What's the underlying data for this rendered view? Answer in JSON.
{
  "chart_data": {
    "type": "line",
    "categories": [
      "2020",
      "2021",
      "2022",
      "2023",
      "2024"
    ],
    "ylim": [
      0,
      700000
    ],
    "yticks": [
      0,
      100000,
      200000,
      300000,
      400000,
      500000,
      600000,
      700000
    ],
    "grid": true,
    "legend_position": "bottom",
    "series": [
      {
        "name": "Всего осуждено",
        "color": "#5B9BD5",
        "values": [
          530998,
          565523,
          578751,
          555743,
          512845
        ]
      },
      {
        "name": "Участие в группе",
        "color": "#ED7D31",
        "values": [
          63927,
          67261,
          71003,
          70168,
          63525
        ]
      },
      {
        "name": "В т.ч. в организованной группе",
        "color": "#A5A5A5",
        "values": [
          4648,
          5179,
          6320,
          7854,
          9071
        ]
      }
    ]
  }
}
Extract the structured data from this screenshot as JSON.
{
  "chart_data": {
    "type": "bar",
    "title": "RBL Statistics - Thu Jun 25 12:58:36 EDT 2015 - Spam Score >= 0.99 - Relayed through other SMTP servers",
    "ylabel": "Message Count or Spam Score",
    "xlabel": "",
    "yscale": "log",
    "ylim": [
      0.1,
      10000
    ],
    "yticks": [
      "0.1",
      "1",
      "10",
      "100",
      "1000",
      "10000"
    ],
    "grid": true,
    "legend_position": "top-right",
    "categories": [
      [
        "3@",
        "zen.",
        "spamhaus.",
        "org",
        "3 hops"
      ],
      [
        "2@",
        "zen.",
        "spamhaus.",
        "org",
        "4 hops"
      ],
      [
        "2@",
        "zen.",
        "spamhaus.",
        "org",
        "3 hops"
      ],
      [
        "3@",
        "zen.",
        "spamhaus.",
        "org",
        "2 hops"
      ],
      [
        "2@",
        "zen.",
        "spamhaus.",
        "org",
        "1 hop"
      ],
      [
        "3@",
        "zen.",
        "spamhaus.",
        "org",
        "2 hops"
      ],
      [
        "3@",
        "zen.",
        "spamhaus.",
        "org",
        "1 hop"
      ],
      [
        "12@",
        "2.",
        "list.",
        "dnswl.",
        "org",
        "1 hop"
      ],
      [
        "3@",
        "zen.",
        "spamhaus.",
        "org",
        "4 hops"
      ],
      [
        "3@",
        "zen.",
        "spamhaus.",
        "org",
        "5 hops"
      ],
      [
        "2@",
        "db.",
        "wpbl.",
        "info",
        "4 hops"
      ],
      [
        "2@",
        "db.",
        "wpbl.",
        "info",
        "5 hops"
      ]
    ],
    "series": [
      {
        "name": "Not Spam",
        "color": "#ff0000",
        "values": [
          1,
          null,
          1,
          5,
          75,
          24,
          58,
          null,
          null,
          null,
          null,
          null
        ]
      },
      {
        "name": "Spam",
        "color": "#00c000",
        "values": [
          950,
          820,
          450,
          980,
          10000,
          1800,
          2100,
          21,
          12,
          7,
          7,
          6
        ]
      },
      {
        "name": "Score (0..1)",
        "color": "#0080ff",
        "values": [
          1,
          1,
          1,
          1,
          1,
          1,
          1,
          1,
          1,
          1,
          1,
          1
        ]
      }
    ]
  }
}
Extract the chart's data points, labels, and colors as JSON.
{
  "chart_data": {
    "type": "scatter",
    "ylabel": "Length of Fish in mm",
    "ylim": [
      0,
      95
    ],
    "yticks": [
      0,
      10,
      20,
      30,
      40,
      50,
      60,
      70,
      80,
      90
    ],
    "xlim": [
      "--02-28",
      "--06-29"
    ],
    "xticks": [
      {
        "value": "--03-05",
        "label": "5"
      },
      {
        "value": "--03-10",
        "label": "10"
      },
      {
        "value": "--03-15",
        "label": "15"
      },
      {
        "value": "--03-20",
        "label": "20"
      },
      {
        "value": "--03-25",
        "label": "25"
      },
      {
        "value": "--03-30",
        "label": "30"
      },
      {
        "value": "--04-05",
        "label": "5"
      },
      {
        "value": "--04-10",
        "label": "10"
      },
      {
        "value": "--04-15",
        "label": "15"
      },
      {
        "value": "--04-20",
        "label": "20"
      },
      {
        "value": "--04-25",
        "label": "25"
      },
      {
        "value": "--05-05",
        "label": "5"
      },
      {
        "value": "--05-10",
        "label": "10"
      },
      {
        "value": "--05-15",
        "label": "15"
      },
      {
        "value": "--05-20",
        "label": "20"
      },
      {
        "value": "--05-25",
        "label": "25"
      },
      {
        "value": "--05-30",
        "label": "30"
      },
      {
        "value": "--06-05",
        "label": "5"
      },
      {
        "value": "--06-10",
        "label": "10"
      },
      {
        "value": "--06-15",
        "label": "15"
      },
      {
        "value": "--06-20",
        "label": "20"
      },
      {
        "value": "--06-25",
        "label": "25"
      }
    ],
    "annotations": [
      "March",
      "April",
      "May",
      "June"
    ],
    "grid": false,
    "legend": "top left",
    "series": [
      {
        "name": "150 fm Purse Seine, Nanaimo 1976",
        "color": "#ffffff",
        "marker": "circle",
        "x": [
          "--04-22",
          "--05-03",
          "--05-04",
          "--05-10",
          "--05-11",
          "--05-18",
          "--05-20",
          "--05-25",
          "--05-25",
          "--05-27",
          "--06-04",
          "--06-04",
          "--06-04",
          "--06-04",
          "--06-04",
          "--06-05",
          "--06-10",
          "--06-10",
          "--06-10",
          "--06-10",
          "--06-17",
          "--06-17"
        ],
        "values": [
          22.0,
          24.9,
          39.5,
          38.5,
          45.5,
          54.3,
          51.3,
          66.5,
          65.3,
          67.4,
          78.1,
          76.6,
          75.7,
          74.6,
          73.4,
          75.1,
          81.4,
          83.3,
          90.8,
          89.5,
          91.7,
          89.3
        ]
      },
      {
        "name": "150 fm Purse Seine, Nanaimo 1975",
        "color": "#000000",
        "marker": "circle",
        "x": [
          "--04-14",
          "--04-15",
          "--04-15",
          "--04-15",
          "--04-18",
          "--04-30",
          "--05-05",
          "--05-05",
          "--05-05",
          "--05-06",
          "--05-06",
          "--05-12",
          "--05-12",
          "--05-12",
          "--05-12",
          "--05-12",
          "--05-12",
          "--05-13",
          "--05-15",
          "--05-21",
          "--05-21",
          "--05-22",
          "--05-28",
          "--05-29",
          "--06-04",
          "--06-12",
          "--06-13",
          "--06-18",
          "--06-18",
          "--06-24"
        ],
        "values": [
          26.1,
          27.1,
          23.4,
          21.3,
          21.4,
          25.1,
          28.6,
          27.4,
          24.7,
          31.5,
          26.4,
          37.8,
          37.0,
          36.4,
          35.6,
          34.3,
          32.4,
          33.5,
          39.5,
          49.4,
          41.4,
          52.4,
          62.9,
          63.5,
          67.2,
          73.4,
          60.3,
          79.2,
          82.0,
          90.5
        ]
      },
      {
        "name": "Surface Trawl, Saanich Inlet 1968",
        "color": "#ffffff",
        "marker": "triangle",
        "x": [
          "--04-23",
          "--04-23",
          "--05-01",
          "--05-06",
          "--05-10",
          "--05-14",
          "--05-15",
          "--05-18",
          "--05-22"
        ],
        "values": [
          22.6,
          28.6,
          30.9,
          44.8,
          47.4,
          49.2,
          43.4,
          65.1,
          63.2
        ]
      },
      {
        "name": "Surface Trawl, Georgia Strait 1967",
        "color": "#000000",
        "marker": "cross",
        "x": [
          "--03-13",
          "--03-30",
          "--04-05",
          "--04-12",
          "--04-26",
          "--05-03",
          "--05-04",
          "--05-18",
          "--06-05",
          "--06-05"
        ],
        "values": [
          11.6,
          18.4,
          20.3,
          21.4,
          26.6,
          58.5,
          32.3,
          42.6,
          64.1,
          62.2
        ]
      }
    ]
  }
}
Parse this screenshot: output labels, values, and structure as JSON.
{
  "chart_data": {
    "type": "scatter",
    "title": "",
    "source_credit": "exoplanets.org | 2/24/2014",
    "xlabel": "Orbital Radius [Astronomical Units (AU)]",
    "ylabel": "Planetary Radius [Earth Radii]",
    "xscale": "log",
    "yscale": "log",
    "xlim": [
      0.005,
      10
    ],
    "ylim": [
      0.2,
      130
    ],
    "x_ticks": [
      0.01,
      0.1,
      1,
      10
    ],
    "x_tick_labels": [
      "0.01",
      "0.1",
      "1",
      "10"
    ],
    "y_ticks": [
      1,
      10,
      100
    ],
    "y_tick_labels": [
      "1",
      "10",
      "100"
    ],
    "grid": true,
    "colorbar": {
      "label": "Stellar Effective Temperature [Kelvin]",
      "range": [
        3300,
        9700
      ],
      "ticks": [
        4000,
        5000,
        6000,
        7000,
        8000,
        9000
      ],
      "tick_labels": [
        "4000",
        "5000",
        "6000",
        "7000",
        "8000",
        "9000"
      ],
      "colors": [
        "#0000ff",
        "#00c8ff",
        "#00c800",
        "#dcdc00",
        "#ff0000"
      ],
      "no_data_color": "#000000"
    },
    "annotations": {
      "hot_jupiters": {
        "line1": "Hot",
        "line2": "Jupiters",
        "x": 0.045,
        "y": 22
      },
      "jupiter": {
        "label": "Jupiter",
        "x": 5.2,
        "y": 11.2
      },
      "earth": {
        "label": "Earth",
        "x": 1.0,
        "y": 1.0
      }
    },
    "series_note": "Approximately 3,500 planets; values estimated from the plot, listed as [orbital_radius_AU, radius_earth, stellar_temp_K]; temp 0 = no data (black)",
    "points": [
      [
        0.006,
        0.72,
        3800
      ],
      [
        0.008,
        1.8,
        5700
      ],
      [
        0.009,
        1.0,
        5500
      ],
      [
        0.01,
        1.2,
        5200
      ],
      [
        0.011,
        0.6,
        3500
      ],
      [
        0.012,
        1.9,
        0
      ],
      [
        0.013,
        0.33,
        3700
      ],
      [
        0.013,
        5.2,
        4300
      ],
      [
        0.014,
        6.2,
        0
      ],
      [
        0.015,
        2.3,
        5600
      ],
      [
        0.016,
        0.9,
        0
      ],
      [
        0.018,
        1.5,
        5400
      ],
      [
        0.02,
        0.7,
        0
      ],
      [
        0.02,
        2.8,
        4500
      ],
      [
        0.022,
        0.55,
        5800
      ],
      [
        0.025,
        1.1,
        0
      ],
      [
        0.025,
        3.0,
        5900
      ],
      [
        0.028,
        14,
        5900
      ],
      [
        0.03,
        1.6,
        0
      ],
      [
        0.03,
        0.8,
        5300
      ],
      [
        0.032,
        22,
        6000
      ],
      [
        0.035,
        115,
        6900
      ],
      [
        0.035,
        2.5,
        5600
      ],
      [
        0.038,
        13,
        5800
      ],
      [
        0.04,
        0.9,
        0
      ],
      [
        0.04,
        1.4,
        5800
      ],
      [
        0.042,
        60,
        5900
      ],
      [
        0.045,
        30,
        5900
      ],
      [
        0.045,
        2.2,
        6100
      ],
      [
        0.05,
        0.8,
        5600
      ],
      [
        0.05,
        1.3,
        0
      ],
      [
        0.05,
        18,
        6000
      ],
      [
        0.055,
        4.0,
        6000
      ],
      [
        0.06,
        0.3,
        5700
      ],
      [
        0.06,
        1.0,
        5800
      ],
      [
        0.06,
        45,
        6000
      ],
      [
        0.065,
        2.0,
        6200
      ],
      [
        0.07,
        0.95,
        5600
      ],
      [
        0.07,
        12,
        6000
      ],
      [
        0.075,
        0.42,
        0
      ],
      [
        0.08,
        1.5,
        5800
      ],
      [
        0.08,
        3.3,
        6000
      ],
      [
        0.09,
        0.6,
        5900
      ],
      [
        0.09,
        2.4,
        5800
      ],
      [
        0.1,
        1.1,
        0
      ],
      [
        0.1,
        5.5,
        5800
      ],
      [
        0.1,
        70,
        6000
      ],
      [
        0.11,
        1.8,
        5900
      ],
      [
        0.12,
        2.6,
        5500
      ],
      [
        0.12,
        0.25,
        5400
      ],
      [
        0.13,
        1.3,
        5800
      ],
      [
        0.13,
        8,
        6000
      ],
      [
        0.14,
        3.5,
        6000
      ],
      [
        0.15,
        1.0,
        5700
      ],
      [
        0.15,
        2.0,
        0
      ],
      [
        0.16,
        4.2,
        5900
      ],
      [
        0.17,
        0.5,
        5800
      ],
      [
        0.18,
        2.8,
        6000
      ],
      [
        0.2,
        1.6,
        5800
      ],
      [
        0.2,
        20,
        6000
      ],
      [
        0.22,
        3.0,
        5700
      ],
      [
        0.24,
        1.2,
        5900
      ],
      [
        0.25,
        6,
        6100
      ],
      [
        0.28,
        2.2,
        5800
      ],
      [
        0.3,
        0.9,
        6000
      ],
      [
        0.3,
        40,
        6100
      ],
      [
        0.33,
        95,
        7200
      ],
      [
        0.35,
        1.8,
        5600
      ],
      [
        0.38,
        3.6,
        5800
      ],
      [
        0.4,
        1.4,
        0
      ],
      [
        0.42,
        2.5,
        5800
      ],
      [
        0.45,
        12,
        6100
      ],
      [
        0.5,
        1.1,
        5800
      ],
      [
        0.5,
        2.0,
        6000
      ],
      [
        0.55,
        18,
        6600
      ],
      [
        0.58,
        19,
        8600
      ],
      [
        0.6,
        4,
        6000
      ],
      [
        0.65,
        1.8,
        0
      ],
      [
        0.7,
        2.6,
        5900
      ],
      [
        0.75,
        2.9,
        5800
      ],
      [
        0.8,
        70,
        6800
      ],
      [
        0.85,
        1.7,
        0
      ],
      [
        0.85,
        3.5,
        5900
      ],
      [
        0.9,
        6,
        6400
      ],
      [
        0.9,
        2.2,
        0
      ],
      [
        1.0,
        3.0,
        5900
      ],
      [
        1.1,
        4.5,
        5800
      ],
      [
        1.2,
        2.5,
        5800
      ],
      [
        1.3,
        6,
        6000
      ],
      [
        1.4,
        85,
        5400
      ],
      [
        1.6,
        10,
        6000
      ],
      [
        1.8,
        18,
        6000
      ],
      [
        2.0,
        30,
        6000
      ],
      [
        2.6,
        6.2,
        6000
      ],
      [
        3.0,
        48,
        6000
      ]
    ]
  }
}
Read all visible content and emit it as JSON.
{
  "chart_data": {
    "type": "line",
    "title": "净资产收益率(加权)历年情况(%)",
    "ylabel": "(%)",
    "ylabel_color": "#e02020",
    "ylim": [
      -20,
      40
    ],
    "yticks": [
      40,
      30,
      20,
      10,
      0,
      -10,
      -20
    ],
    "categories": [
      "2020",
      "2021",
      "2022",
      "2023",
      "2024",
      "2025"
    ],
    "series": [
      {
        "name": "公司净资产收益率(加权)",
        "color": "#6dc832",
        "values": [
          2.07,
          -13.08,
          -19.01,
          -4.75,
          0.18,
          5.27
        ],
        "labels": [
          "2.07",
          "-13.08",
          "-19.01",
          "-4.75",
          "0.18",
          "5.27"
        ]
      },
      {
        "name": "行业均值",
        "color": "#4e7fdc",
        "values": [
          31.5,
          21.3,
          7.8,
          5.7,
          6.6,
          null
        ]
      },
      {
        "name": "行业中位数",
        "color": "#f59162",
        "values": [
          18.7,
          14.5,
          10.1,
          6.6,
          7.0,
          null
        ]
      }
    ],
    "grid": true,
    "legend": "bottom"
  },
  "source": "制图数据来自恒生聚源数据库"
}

◇ ◇ ◇

▸ **Stated task**:
Copy out every line from the material above in which the word "Nanaimo" appears.

▸ **The completed task**:
        "name": "150 fm Purse Seine, Nanaimo 1976",
        "name": "150 fm Purse Seine, Nanaimo 1975",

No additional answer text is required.